# [Written problem]
Can you write out all the lines word for word, with no pictures?

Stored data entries
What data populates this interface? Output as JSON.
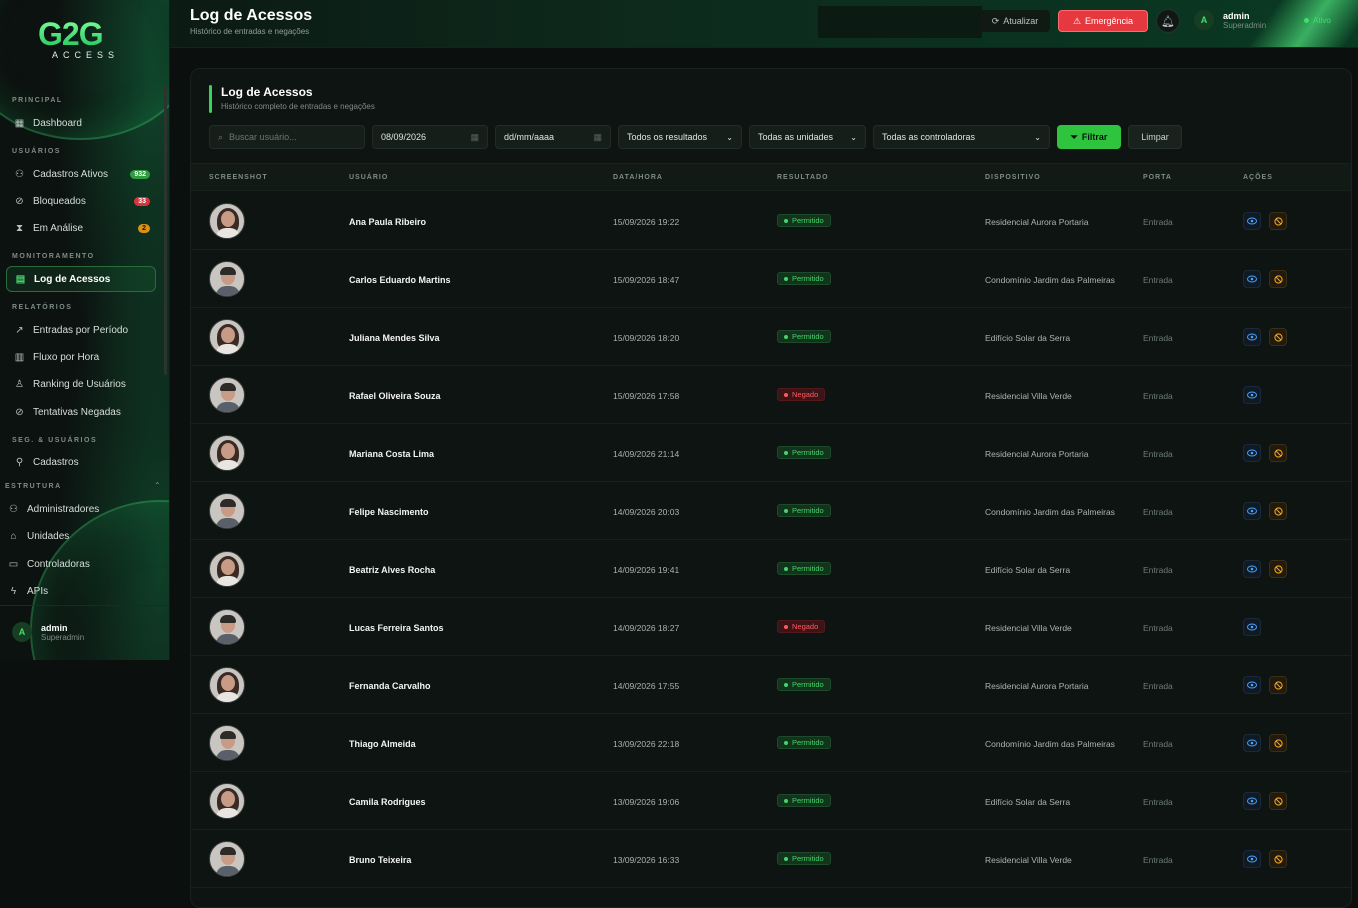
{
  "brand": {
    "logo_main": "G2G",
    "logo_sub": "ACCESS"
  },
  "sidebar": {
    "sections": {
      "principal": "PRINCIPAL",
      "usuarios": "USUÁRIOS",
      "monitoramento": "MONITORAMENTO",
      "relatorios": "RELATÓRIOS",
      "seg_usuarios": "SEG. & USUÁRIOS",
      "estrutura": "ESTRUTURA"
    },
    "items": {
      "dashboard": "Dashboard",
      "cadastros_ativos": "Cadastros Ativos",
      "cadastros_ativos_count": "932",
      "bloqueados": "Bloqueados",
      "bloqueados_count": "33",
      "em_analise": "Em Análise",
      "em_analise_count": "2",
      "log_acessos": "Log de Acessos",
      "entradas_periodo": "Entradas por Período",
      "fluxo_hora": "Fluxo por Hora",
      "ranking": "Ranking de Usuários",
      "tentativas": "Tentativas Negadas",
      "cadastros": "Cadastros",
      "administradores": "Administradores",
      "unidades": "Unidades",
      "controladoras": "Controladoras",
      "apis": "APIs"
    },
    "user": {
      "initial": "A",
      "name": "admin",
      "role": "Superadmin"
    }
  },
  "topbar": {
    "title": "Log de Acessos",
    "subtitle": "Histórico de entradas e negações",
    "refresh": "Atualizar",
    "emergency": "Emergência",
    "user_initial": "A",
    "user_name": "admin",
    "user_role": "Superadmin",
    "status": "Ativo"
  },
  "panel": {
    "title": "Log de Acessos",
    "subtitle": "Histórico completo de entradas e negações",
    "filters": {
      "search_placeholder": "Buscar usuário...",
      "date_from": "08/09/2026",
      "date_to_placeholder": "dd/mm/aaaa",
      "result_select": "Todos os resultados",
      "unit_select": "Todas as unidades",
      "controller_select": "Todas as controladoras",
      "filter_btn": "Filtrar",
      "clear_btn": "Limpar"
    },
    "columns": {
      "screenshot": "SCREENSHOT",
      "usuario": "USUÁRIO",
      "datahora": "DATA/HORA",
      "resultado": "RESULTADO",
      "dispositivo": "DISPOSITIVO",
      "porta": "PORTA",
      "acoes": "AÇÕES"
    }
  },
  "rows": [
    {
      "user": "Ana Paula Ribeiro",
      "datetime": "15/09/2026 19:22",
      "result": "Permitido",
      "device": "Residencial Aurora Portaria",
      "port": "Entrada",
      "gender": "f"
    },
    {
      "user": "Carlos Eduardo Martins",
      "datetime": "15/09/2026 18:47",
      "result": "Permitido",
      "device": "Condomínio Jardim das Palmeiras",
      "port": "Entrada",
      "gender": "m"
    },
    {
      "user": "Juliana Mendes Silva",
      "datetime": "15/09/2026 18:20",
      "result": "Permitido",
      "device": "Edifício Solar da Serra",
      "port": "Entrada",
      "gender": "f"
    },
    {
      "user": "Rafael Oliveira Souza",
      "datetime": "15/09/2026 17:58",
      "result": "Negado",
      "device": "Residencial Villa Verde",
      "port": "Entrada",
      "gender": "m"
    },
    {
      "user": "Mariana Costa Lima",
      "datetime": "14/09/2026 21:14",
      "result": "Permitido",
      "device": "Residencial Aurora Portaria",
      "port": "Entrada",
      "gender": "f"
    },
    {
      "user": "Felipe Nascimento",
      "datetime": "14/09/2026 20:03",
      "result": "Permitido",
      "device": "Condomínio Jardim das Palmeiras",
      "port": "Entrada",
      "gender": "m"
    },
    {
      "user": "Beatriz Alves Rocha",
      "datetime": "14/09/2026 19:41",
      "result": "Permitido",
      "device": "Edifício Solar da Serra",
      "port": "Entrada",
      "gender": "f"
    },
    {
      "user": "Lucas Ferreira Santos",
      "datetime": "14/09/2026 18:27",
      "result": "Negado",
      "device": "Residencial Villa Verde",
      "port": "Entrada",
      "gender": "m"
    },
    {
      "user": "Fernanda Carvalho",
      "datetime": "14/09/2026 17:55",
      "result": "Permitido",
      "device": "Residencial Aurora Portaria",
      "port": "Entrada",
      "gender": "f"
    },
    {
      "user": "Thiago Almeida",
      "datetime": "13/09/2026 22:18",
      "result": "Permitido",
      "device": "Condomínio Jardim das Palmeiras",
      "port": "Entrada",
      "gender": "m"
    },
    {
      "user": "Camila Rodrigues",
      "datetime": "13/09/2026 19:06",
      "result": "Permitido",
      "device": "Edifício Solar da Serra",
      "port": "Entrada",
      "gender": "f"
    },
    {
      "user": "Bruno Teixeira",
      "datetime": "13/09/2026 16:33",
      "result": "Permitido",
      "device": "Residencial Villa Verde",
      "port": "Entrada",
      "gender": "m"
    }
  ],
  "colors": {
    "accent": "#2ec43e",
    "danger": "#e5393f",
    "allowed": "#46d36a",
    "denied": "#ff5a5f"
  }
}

# [Full response]
What data populates this interface? Output as JSON.
{
  "brand": {
    "logo_main": "G2G",
    "logo_sub": "ACCESS"
  },
  "sidebar": {
    "sections": {
      "principal": "PRINCIPAL",
      "usuarios": "USUÁRIOS",
      "monitoramento": "MONITORAMENTO",
      "relatorios": "RELATÓRIOS",
      "seg_usuarios": "SEG. & USUÁRIOS",
      "estrutura": "ESTRUTURA"
    },
    "items": {
      "dashboard": "Dashboard",
      "cadastros_ativos": "Cadastros Ativos",
      "cadastros_ativos_count": "932",
      "bloqueados": "Bloqueados",
      "bloqueados_count": "33",
      "em_analise": "Em Análise",
      "em_analise_count": "2",
      "log_acessos": "Log de Acessos",
      "entradas_periodo": "Entradas por Período",
      "fluxo_hora": "Fluxo por Hora",
      "ranking": "Ranking de Usuários",
      "tentativas": "Tentativas Negadas",
      "cadastros": "Cadastros",
      "administradores": "Administradores",
      "unidades": "Unidades",
      "controladoras": "Controladoras",
      "apis": "APIs"
    },
    "user": {
      "initial": "A",
      "name": "admin",
      "role": "Superadmin"
    }
  },
  "topbar": {
    "title": "Log de Acessos",
    "subtitle": "Histórico de entradas e negações",
    "refresh": "Atualizar",
    "emergency": "Emergência",
    "user_initial": "A",
    "user_name": "admin",
    "user_role": "Superadmin",
    "status": "Ativo"
  },
  "panel": {
    "title": "Log de Acessos",
    "subtitle": "Histórico completo de entradas e negações",
    "filters": {
      "search_placeholder": "Buscar usuário...",
      "date_from": "08/09/2026",
      "date_to_placeholder": "dd/mm/aaaa",
      "result_select": "Todos os resultados",
      "unit_select": "Todas as unidades",
      "controller_select": "Todas as controladoras",
      "filter_btn": "Filtrar",
      "clear_btn": "Limpar"
    },
    "columns": {
      "screenshot": "SCREENSHOT",
      "usuario": "USUÁRIO",
      "datahora": "DATA/HORA",
      "resultado": "RESULTADO",
      "dispositivo": "DISPOSITIVO",
      "porta": "PORTA",
      "acoes": "AÇÕES"
    }
  },
  "rows": [
    {
      "user": "Ana Paula Ribeiro",
      "datetime": "15/09/2026 19:22",
      "result": "Permitido",
      "device": "Residencial Aurora Portaria",
      "port": "Entrada",
      "gender": "f"
    },
    {
      "user": "Carlos Eduardo Martins",
      "datetime": "15/09/2026 18:47",
      "result": "Permitido",
      "device": "Condomínio Jardim das Palmeiras",
      "port": "Entrada",
      "gender": "m"
    },
    {
      "user": "Juliana Mendes Silva",
      "datetime": "15/09/2026 18:20",
      "result": "Permitido",
      "device": "Edifício Solar da Serra",
      "port": "Entrada",
      "gender": "f"
    },
    {
      "user": "Rafael Oliveira Souza",
      "datetime": "15/09/2026 17:58",
      "result": "Negado",
      "device": "Residencial Villa Verde",
      "port": "Entrada",
      "gender": "m"
    },
    {
      "user": "Mariana Costa Lima",
      "datetime": "14/09/2026 21:14",
      "result": "Permitido",
      "device": "Residencial Aurora Portaria",
      "port": "Entrada",
      "gender": "f"
    },
    {
      "user": "Felipe Nascimento",
      "datetime": "14/09/2026 20:03",
      "result": "Permitido",
      "device": "Condomínio Jardim das Palmeiras",
      "port": "Entrada",
      "gender": "m"
    },
    {
      "user": "Beatriz Alves Rocha",
      "datetime": "14/09/2026 19:41",
      "result": "Permitido",
      "device": "Edifício Solar da Serra",
      "port": "Entrada",
      "gender": "f"
    },
    {
      "user": "Lucas Ferreira Santos",
      "datetime": "14/09/2026 18:27",
      "result": "Negado",
      "device": "Residencial Villa Verde",
      "port": "Entrada",
      "gender": "m"
    },
    {
      "user": "Fernanda Carvalho",
      "datetime": "14/09/2026 17:55",
      "result": "Permitido",
      "device": "Residencial Aurora Portaria",
      "port": "Entrada",
      "gender": "f"
    },
    {
      "user": "Thiago Almeida",
      "datetime": "13/09/2026 22:18",
      "result": "Permitido",
      "device": "Condomínio Jardim das Palmeiras",
      "port": "Entrada",
      "gender": "m"
    },
    {
      "user": "Camila Rodrigues",
      "datetime": "13/09/2026 19:06",
      "result": "Permitido",
      "device": "Edifício Solar da Serra",
      "port": "Entrada",
      "gender": "f"
    },
    {
      "user": "Bruno Teixeira",
      "datetime": "13/09/2026 16:33",
      "result": "Permitido",
      "device": "Residencial Villa Verde",
      "port": "Entrada",
      "gender": "m"
    }
  ],
  "colors": {
    "accent": "#2ec43e",
    "danger": "#e5393f",
    "allowed": "#46d36a",
    "denied": "#ff5a5f"
  }
}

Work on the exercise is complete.